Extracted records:

■ ■ ■

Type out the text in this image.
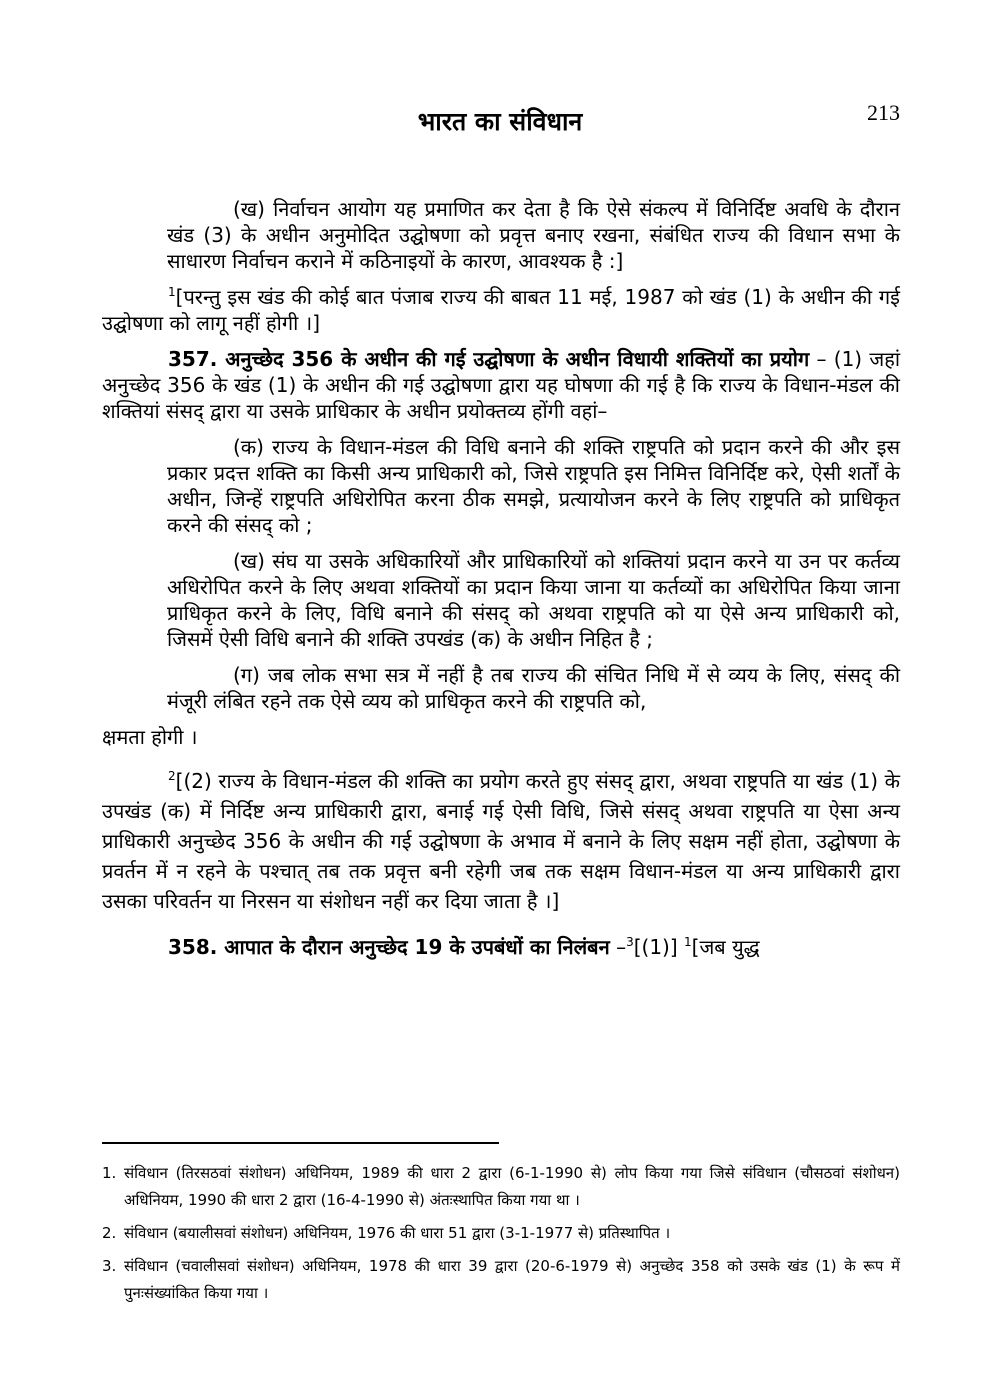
भारत का संविधान	213

(ख) निर्वाचन आयोग यह प्रमाणित कर देता है कि ऐसे संकल्प में विनिर्दिष्ट अवधि के दौरान खंड (3) के अधीन अनुमोदित उद्घोषणा को प्रवृत्त बनाए रखना, संबंधित राज्य की विधान सभा के साधारण निर्वाचन कराने में कठिनाइयों के कारण, आवश्यक है :]

$^1$[परन्तु इस खंड की कोई बात पंजाब राज्य की बाबत 11 मई, 1987 को खंड (1) के अधीन की गई उद्घोषणा को लागू नहीं होगी ।]

357. अनुच्छेद 356 के अधीन की गई उद्घोषणा के अधीन विधायी शक्तियों का प्रयोग – (1) जहां अनुच्छेद 356 के खंड (1) के अधीन की गई उद्घोषणा द्वारा यह घोषणा की गई है कि राज्य के विधान-मंडल की शक्तियां संसद् द्वारा या उसके प्राधिकार के अधीन प्रयोक्तव्य होंगी वहां–

(क) राज्य के विधान-मंडल की विधि बनाने की शक्ति राष्ट्रपति को प्रदान करने की और इस प्रकार प्रदत्त शक्ति का किसी अन्य प्राधिकारी को, जिसे राष्ट्रपति इस निमित्त विनिर्दिष्ट करे, ऐसी शर्तों के अधीन, जिन्हें राष्ट्रपति अधिरोपित करना ठीक समझे, प्रत्यायोजन करने के लिए राष्ट्रपति को प्राधिकृत करने की संसद् को ;

(ख) संघ या उसके अधिकारियों और प्राधिकारियों को शक्तियां प्रदान करने या उन पर कर्तव्य अधिरोपित करने के लिए अथवा शक्तियों का प्रदान किया जाना या कर्तव्यों का अधिरोपित किया जाना प्राधिकृत करने के लिए, विधि बनाने की संसद् को अथवा राष्ट्रपति को या ऐसे अन्य प्राधिकारी को, जिसमें ऐसी विधि बनाने की शक्ति उपखंड (क) के अधीन निहित है ;

(ग) जब लोक सभा सत्र में नहीं है तब राज्य की संचित निधि में से व्यय के लिए, संसद् की मंजूरी लंबित रहने तक ऐसे व्यय को प्राधिकृत करने की राष्ट्रपति को,

क्षमता होगी ।

$^2$[(2) राज्य के विधान-मंडल की शक्ति का प्रयोग करते हुए संसद् द्वारा, अथवा राष्ट्रपति या खंड (1) के उपखंड (क) में निर्दिष्ट अन्य प्राधिकारी द्वारा, बनाई गई ऐसी विधि, जिसे संसद् अथवा राष्ट्रपति या ऐसा अन्य प्राधिकारी अनुच्छेद 356 के अधीन की गई उद्घोषणा के अभाव में बनाने के लिए सक्षम नहीं होता, उद्घोषणा के प्रवर्तन में न रहने के पश्चात् तब तक प्रवृत्त बनी रहेगी जब तक सक्षम विधान-मंडल या अन्य प्राधिकारी द्वारा उसका परिवर्तन या निरसन या संशोधन नहीं कर दिया जाता है ।]

358. आपात के दौरान अनुच्छेद 19 के उपबंधों का निलंबन –$^3$[(1)] $^1$[जब युद्ध

1. संविधान (तिरसठवां संशोधन) अधिनियम, 1989 की धारा 2 द्वारा (6-1-1990 से) लोप किया गया जिसे संविधान (चौसठवां संशोधन) अधिनियम, 1990 की धारा 2 द्वारा (16-4-1990 से) अंतःस्थापित किया गया था ।
2. संविधान (बयालीसवां संशोधन) अधिनियम, 1976 की धारा 51 द्वारा (3-1-1977 से) प्रतिस्थापित ।
3. संविधान (चवालीसवां संशोधन) अधिनियम, 1978 की धारा 39 द्वारा (20-6-1979 से) अनुच्छेद 358 को उसके खंड (1) के रूप में पुनःसंख्यांकित किया गया ।
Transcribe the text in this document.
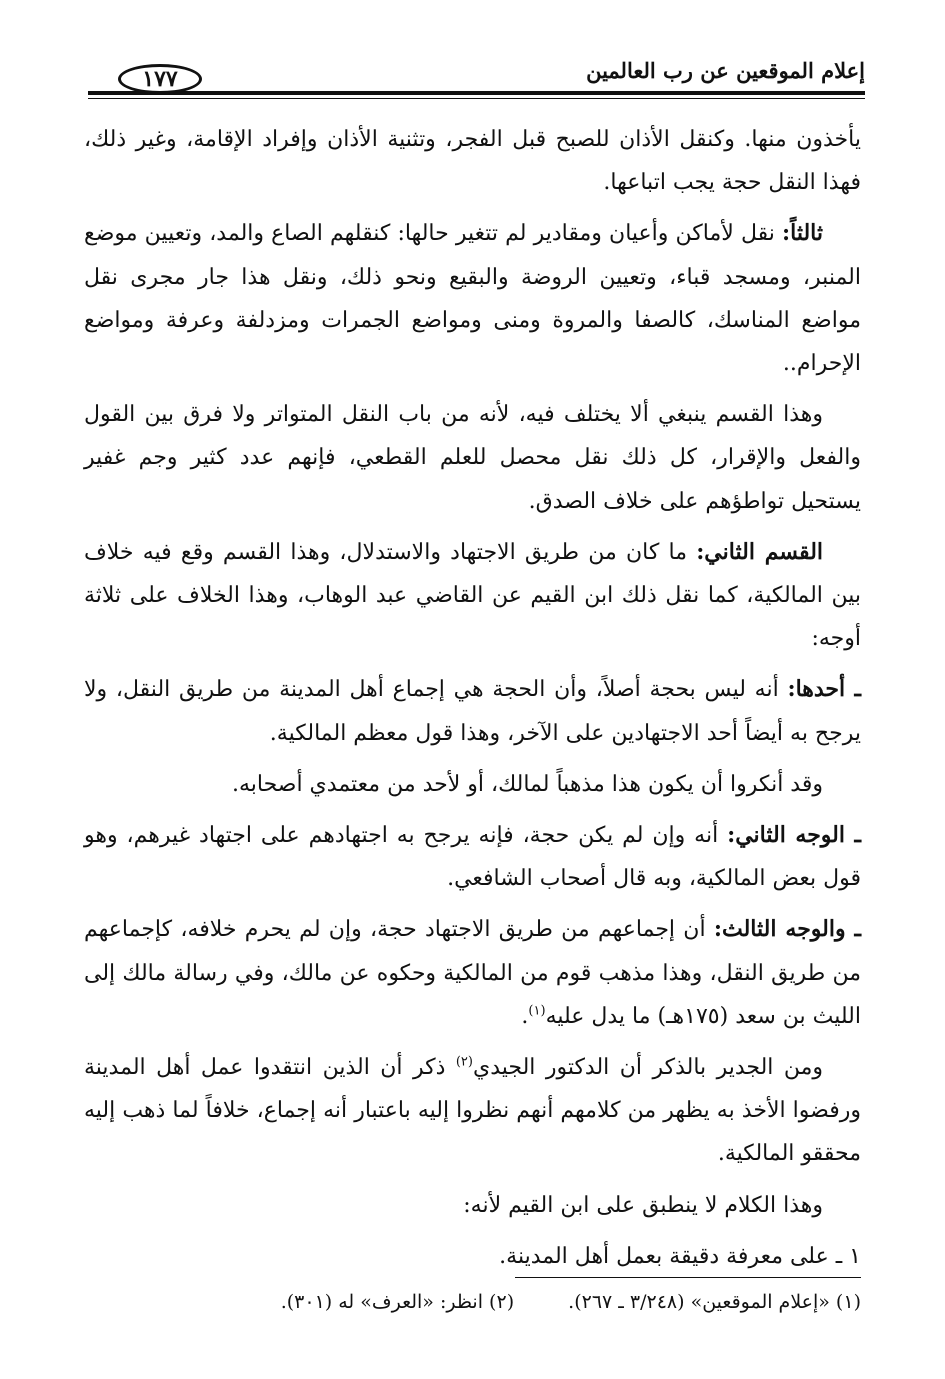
إعلام الموقعين عن رب العالمين
١٧٧

يأخذون منها. وكنقل الأذان للصبح قبل الفجر، وتثنية الأذان وإفراد الإقامة، وغير ذلك، فهذا النقل حجة يجب اتباعها.

ثالثاً: نقل لأماكن وأعيان ومقادير لم تتغير حالها: كنقلهم الصاع والمد، وتعيين موضع المنبر، ومسجد قباء، وتعيين الروضة والبقيع ونحو ذلك، ونقل هذا جار مجرى نقل مواضع المناسك، كالصفا والمروة ومنى ومواضع الجمرات ومزدلفة وعرفة ومواضع الإحرام..

وهذا القسم ينبغي ألا يختلف فيه، لأنه من باب النقل المتواتر ولا فرق بين القول والفعل والإقرار، كل ذلك نقل محصل للعلم القطعي، فإنهم عدد كثير وجم غفير يستحيل تواطؤهم على خلاف الصدق.

القسم الثاني: ما كان من طريق الاجتهاد والاستدلال، وهذا القسم وقع فيه خلاف بين المالكية، كما نقل ذلك ابن القيم عن القاضي عبد الوهاب، وهذا الخلاف على ثلاثة أوجه:

ـ أحدها: أنه ليس بحجة أصلاً، وأن الحجة هي إجماع أهل المدينة من طريق النقل، ولا يرجح به أيضاً أحد الاجتهادين على الآخر، وهذا قول معظم المالكية.

وقد أنكروا أن يكون هذا مذهباً لمالك، أو لأحد من معتمدي أصحابه.

ـ الوجه الثاني: أنه وإن لم يكن حجة، فإنه يرجح به اجتهادهم على اجتهاد غيرهم، وهو قول بعض المالكية، وبه قال أصحاب الشافعي.

ـ والوجه الثالث: أن إجماعهم من طريق الاجتهاد حجة، وإن لم يحرم خلافه، كإجماعهم من طريق النقل، وهذا مذهب قوم من المالكية وحكوه عن مالك، وفي رسالة مالك إلى الليث بن سعد (١٧٥هـ) ما يدل عليه$^{(١)}$.

ومن الجدير بالذكر أن الدكتور الجيدي$^{(٢)}$ ذكر أن الذين انتقدوا عمل أهل المدينة ورفضوا الأخذ به يظهر من كلامهم أنهم نظروا إليه باعتبار أنه إجماع، خلافاً لما ذهب إليه محققو المالكية.

وهذا الكلام لا ينطبق على ابن القيم لأنه:

١ ـ على معرفة دقيقة بعمل أهل المدينة.

(١) «إعلام الموقعين» (٣/٢٤٨ ـ ٢٦٧). (٢) انظر: «العرف» له (٣٠١).
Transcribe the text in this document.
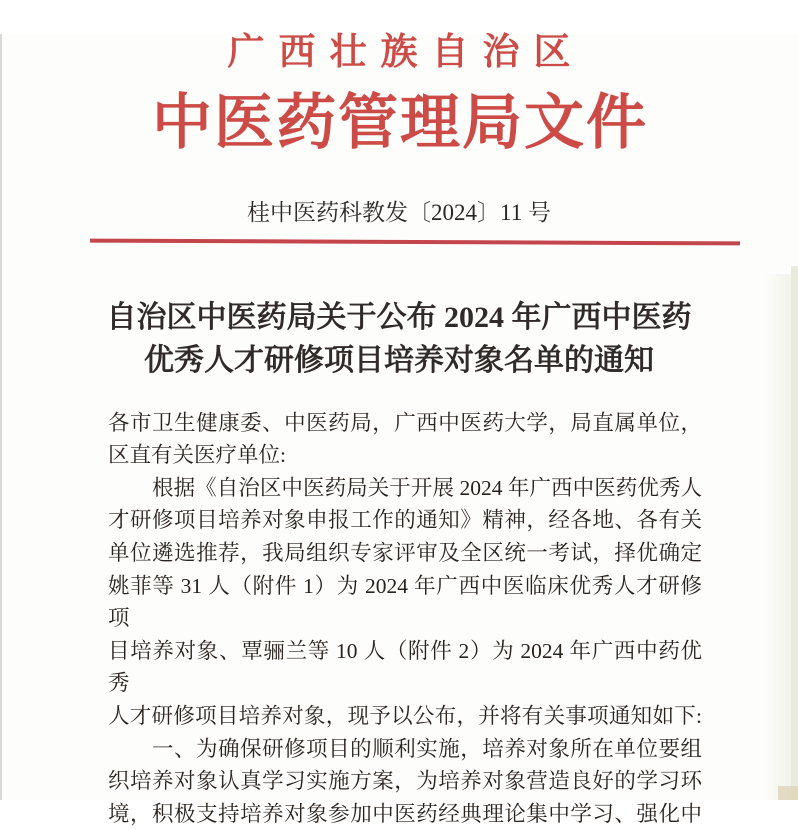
广西壮族自治区
中医药管理局文件
桂中医药科教发〔2024〕11 号
自治区中医药局关于公布 2024 年广西中医药
优秀人才研修项目培养对象名单的通知
各市卫生健康委、中医药局，广西中医药大学，局直属单位，
区直有关医疗单位:
根据《自治区中医药局关于开展 2024 年广西中医药优秀人
才研修项目培养对象申报工作的通知》精神，经各地、各有关
单位遴选推荐，我局组织专家评审及全区统一考试，择优确定
姚菲等 31 人（附件 1）为 2024 年广西中医临床优秀人才研修项
目培养对象、覃骊兰等 10 人（附件 2）为 2024 年广西中药优秀
人才研修项目培养对象，现予以公布，并将有关事项通知如下:
一、为确保研修项目的顺利实施，培养对象所在单位要组
织培养对象认真学习实施方案，为培养对象营造良好的学习环
境，积极支持培养对象参加中医药经典理论集中学习、强化中
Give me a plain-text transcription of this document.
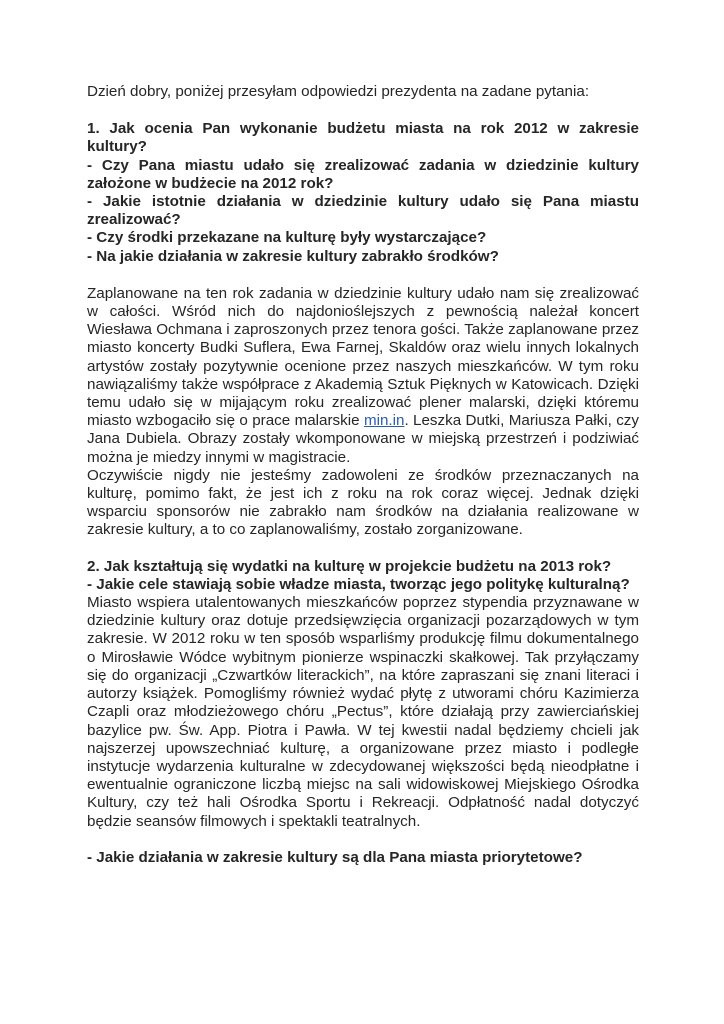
Dzień dobry, poniżej przesyłam odpowiedzi prezydenta na zadane pytania:

1. Jak ocenia Pan wykonanie budżetu miasta na rok 2012 w zakresie kultury?

- Czy Pana miastu udało się zrealizować zadania w dziedzinie kultury założone w budżecie na 2012 rok?

- Jakie istotnie działania w dziedzinie kultury udało się Pana miastu zrealizować?

- Czy środki przekazane na kulturę były wystarczające?

- Na jakie działania w zakresie kultury zabrakło środków?

Zaplanowane na ten rok zadania w dziedzinie kultury udało nam się zrealizować w całości. Wśród nich do najdonioślejszych z pewnością należał koncert Wiesława Ochmana i zaproszonych przez tenora gości. Także zaplanowane przez miasto koncerty Budki Suflera, Ewa Farnej, Skaldów oraz wielu innych lokalnych artystów zostały pozytywnie ocenione przez naszych mieszkańców. W tym roku nawiązaliśmy także współprace z Akademią Sztuk Pięknych w Katowicach. Dzięki temu udało się w mijającym roku zrealizować plener malarski, dzięki któremu miasto wzbogaciło się o prace malarskie min.in. Leszka Dutki, Mariusza Pałki, czy Jana Dubiela. Obrazy zostały wkomponowane w miejską przestrzeń i podziwiać można je miedzy innymi w magistracie.

Oczywiście nigdy nie jesteśmy zadowoleni ze środków przeznaczanych na kulturę, pomimo fakt, że jest ich z roku na rok coraz więcej. Jednak dzięki wsparciu sponsorów nie zabrakło nam środków na działania realizowane w zakresie kultury, a to co zaplanowaliśmy, zostało zorganizowane.

2. Jak kształtują się wydatki na kulturę w projekcie budżetu na 2013 rok?

- Jakie cele stawiają sobie władze miasta, tworząc jego politykę kulturalną?

Miasto wspiera utalentowanych mieszkańców poprzez stypendia przyznawane w dziedzinie kultury oraz dotuje przedsięwzięcia organizacji pozarządowych w tym zakresie. W 2012 roku w ten sposób wsparliśmy produkcję filmu dokumentalnego o Mirosławie Wódce wybitnym pionierze wspinaczki skałkowej. Tak przyłączamy się do organizacji „Czwartków literackich”, na które zapraszani się znani literaci i autorzy książek. Pomogliśmy również wydać płytę z utworami chóru Kazimierza Czapli oraz młodzieżowego chóru „Pectus”, które działają przy zawierciańskiej bazylice pw. Św. App. Piotra i Pawła. W tej kwestii nadal będziemy chcieli jak najszerzej upowszechniać kulturę, a organizowane przez miasto i podległe instytucje wydarzenia kulturalne w zdecydowanej większości będą nieodpłatne i ewentualnie ograniczone liczbą miejsc na sali widowiskowej Miejskiego Ośrodka Kultury, czy też hali Ośrodka Sportu i Rekreacji. Odpłatność nadal dotyczyć będzie seansów filmowych i spektakli teatralnych.

- Jakie działania w zakresie kultury są dla Pana miasta priorytetowe?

■ ■ ■

:: GIVEN PROBLEM ::
List the lines of the material in which the word "miasta" occurs.

:: REPLY TO THE TASK ::
1. Jak ocenia Pan wykonanie budżetu miasta na rok 2012 w zakresie kultury?
- Jakie cele stawiają sobie władze miasta, tworząc jego politykę kulturalną?
- Jakie działania w zakresie kultury są dla Pana miasta priorytetowe?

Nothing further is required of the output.